> _Task objective_:
All of the records below need to be copied exactly.

> _Records supplied_:
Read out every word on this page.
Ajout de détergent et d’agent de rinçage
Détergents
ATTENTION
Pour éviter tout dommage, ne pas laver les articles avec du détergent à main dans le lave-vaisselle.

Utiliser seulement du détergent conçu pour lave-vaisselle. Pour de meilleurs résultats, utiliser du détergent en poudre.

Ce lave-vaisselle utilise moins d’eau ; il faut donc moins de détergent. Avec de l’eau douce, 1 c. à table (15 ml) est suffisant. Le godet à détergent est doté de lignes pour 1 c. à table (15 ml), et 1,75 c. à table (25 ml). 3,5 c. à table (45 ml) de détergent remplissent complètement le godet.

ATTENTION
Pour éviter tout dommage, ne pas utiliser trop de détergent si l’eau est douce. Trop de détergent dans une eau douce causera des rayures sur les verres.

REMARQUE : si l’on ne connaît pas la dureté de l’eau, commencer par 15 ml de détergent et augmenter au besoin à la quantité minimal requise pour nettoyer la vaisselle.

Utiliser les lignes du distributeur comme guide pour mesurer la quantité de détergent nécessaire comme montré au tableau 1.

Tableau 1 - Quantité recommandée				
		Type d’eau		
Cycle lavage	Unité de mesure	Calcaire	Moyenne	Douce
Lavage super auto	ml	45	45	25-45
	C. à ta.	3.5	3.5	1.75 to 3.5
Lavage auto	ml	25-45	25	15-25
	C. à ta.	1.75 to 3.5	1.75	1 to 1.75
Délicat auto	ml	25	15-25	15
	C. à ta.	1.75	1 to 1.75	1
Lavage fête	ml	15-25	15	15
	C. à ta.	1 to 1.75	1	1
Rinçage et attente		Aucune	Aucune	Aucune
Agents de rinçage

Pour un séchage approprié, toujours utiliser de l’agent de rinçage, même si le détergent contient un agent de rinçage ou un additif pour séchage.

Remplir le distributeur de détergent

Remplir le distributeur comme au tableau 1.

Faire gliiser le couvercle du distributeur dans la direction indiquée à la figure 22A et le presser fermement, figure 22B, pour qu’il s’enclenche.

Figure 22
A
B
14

> _Exercise output_:
Read out every word on this page.
Ajout de détergent et d’agent de rinçage
Détergents
ATTENTION
Pour éviter tout dommage, ne pas laver les articles avec du détergent à main dans le lave-vaisselle.

Utiliser seulement du détergent conçu pour lave-vaisselle. Pour de meilleurs résultats, utiliser du détergent en poudre.

Ce lave-vaisselle utilise moins d’eau ; il faut donc moins de détergent. Avec de l’eau douce, 1 c. à table (15 ml) est suffisant. Le godet à détergent est doté de lignes pour 1 c. à table (15 ml), et 1,75 c. à table (25 ml). 3,5 c. à table (45 ml) de détergent remplissent complètement le godet.

ATTENTION
Pour éviter tout dommage, ne pas utiliser trop de détergent si l’eau est douce. Trop de détergent dans une eau douce causera des rayures sur les verres.

REMARQUE : si l’on ne connaît pas la dureté de l’eau, commencer par 15 ml de détergent et augmenter au besoin à la quantité minimal requise pour nettoyer la vaisselle.

Utiliser les lignes du distributeur comme guide pour mesurer la quantité de détergent nécessaire comme montré au tableau 1.

Tableau 1 - Quantité recommandée				
		Type d’eau		
Cycle lavage	Unité de mesure	Calcaire	Moyenne	Douce
Lavage super auto	ml	45	45	25-45
	C. à ta.	3.5	3.5	1.75 to 3.5
Lavage auto	ml	25-45	25	15-25
	C. à ta.	1.75 to 3.5	1.75	1 to 1.75
Délicat auto	ml	25	15-25	15
	C. à ta.	1.75	1 to 1.75	1
Lavage fête	ml	15-25	15	15
	C. à ta.	1 to 1.75	1	1
Rinçage et attente		Aucune	Aucune	Aucune
Agents de rinçage

Pour un séchage approprié, toujours utiliser de l’agent de rinçage, même si le détergent contient un agent de rinçage ou un additif pour séchage.

Remplir le distributeur de détergent

Remplir le distributeur comme au tableau 1.

Faire gliiser le couvercle du distributeur dans la direction indiquée à la figure 22A et le presser fermement, figure 22B, pour qu’il s’enclenche.

Figure 22
A
B
14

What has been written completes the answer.